» Supplied records
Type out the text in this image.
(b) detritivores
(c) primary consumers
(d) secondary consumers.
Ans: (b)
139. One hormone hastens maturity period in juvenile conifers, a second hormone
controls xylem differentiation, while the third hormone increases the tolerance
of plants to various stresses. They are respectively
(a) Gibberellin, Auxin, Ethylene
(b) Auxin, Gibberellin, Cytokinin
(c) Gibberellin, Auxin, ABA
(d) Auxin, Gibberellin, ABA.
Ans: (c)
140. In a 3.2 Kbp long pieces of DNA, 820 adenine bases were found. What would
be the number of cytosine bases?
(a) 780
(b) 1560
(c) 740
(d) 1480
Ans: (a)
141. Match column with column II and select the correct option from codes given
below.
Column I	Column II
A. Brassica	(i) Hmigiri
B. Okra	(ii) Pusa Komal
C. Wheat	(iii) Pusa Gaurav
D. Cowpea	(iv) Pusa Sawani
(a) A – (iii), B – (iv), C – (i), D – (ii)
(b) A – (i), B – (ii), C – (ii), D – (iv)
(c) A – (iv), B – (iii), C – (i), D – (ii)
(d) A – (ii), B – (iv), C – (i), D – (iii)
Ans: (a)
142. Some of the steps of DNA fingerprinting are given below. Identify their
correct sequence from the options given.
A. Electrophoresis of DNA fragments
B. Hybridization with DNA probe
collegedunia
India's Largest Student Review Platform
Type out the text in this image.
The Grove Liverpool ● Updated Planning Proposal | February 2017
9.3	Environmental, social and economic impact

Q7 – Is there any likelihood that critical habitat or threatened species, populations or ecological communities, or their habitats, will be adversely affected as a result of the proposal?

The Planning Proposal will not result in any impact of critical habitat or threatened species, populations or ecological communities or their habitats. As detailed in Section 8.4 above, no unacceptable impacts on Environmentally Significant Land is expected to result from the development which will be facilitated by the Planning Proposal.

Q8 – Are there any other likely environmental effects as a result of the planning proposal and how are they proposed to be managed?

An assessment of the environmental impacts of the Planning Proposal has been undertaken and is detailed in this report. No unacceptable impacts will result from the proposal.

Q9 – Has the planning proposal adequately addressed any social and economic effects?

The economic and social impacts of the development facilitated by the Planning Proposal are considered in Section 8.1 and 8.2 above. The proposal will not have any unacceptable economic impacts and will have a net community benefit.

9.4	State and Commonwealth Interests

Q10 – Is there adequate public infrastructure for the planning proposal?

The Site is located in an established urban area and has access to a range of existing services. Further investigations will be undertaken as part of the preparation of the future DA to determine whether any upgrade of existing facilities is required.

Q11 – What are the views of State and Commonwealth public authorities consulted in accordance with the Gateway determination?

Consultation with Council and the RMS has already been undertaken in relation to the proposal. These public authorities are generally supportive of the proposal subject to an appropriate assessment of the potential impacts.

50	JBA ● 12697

» Job
Output every entry shown above, exactly.

» Finished exercise
Type out the text in this image.
(b) detritivores
(c) primary consumers
(d) secondary consumers.
Ans: (b)
139. One hormone hastens maturity period in juvenile conifers, a second hormone
controls xylem differentiation, while the third hormone increases the tolerance
of plants to various stresses. They are respectively
(a) Gibberellin, Auxin, Ethylene
(b) Auxin, Gibberellin, Cytokinin
(c) Gibberellin, Auxin, ABA
(d) Auxin, Gibberellin, ABA.
Ans: (c)
140. In a 3.2 Kbp long pieces of DNA, 820 adenine bases were found. What would
be the number of cytosine bases?
(a) 780
(b) 1560
(c) 740
(d) 1480
Ans: (a)
141. Match column with column II and select the correct option from codes given
below.
Column I	Column II
A. Brassica	(i) Hmigiri
B. Okra	(ii) Pusa Komal
C. Wheat	(iii) Pusa Gaurav
D. Cowpea	(iv) Pusa Sawani
(a) A – (iii), B – (iv), C – (i), D – (ii)
(b) A – (i), B – (ii), C – (ii), D – (iv)
(c) A – (iv), B – (iii), C – (i), D – (ii)
(d) A – (ii), B – (iv), C – (i), D – (iii)
Ans: (a)
142. Some of the steps of DNA fingerprinting are given below. Identify their
correct sequence from the options given.
A. Electrophoresis of DNA fragments
B. Hybridization with DNA probe
collegedunia
India's Largest Student Review Platform
Type out the text in this image.
The Grove Liverpool ● Updated Planning Proposal | February 2017
9.3	Environmental, social and economic impact

Q7 – Is there any likelihood that critical habitat or threatened species, populations or ecological communities, or their habitats, will be adversely affected as a result of the proposal?

The Planning Proposal will not result in any impact of critical habitat or threatened species, populations or ecological communities or their habitats. As detailed in Section 8.4 above, no unacceptable impacts on Environmentally Significant Land is expected to result from the development which will be facilitated by the Planning Proposal.

Q8 – Are there any other likely environmental effects as a result of the planning proposal and how are they proposed to be managed?

An assessment of the environmental impacts of the Planning Proposal has been undertaken and is detailed in this report. No unacceptable impacts will result from the proposal.

Q9 – Has the planning proposal adequately addressed any social and economic effects?

The economic and social impacts of the development facilitated by the Planning Proposal are considered in Section 8.1 and 8.2 above. The proposal will not have any unacceptable economic impacts and will have a net community benefit.

9.4	State and Commonwealth Interests

Q10 – Is there adequate public infrastructure for the planning proposal?

The Site is located in an established urban area and has access to a range of existing services. Further investigations will be undertaken as part of the preparation of the future DA to determine whether any upgrade of existing facilities is required.

Q11 – What are the views of State and Commonwealth public authorities consulted in accordance with the Gateway determination?

Consultation with Council and the RMS has already been undertaken in relation to the proposal. These public authorities are generally supportive of the proposal subject to an appropriate assessment of the potential impacts.

50	JBA ● 12697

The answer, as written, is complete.